── Given data ──

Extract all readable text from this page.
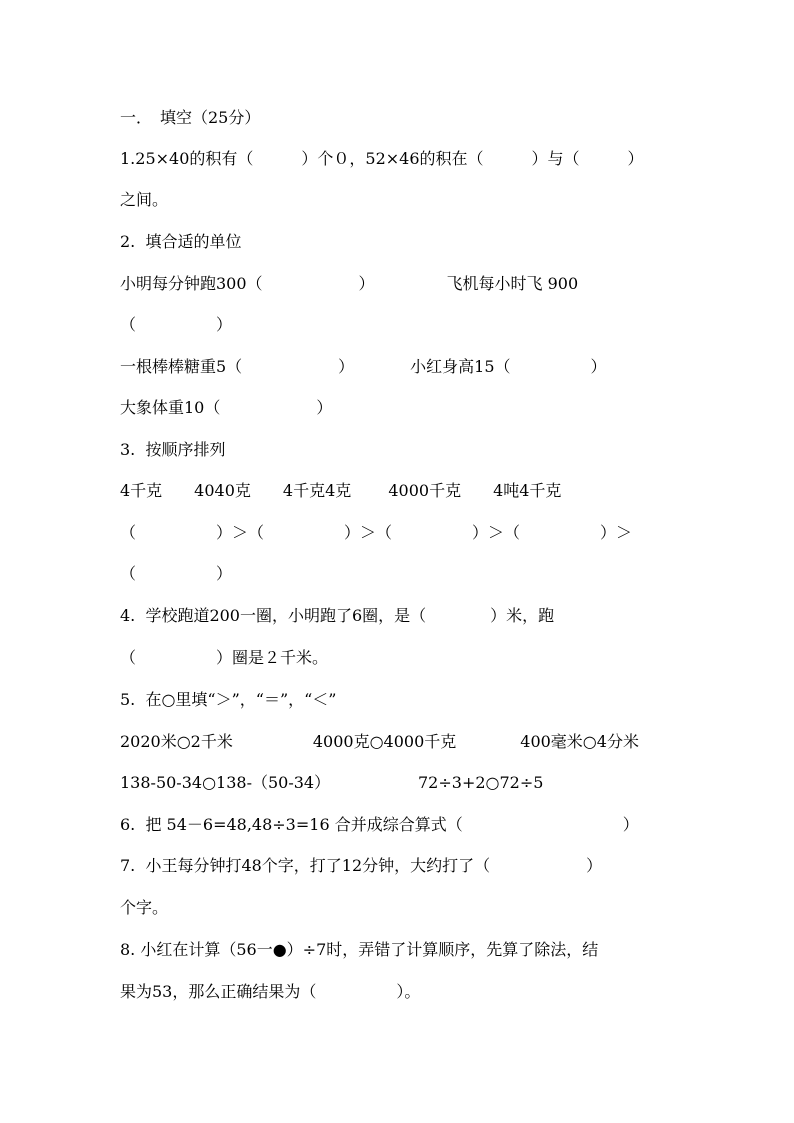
一．　填空（25分）
1.25×40的积有（　　　）个０，52×46的积在（　　　）与（　　　）
之间。
2.  填合适的单位
小明每分钟跑300（　　　　　　）　　　　　飞机每小时飞 900
（　　　　　）
一根棒棒糖重5（　　　　　　）　　　　小红身高15（　　　　　）
大象体重10（　　　　　　）
3.  按顺序排列
4千克　　4040克　　4千克4克　　 4000千克　　4吨4千克
（　　　　　）＞（　　　　　）＞（　　　　　）＞（　　　　　）＞
（　　　　　）
4.  学校跑道200一圈，小明跑了6圈，是（　　　　）米，跑
（　　　　　）圈是２千米。
5.  在○里填“＞”，“＝”，“＜”
2020米○2千米　　　　　4000克○4000千克　　　　400毫米○4分米
138-50-34○138-（50-34）	72÷3+2○72÷5
6.  把 54－6=48,48÷3=16 合并成综合算式（　　　　　　　　　　）
7.  小王每分钟打48个字，打了12分钟，大约打了（　　　　　　）
个字。
8. 小红在计算（56一●）÷7时，弄错了计算顺序，先算了除法，结
果为53，那么正确结果为（　　　　　）。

───

• **Exercise directions**: Omit every picture, and otherwise quote the entries exactly.

• **Task response**:
Extract all readable text from this page.
一．　填空（25分）
1.25×40的积有（　　　）个０，52×46的积在（　　　）与（　　　）
之间。
2.  填合适的单位
小明每分钟跑300（　　　　　　）　　　　　飞机每小时飞 900
（　　　　　）
一根棒棒糖重5（　　　　　　）　　　　小红身高15（　　　　　）
大象体重10（　　　　　　）
3.  按顺序排列
4千克　　4040克　　4千克4克　　 4000千克　　4吨4千克
（　　　　　）＞（　　　　　）＞（　　　　　）＞（　　　　　）＞
（　　　　　）
4.  学校跑道200一圈，小明跑了6圈，是（　　　　）米，跑
（　　　　　）圈是２千米。
5.  在○里填“＞”，“＝”，“＜”
2020米○2千米　　　　　4000克○4000千克　　　　400毫米○4分米
138-50-34○138-（50-34）	72÷3+2○72÷5
6.  把 54－6=48,48÷3=16 合并成综合算式（　　　　　　　　　　）
7.  小王每分钟打48个字，打了12分钟，大约打了（　　　　　　）
个字。
8. 小红在计算（56一●）÷7时，弄错了计算顺序，先算了除法，结
果为53，那么正确结果为（　　　　　）。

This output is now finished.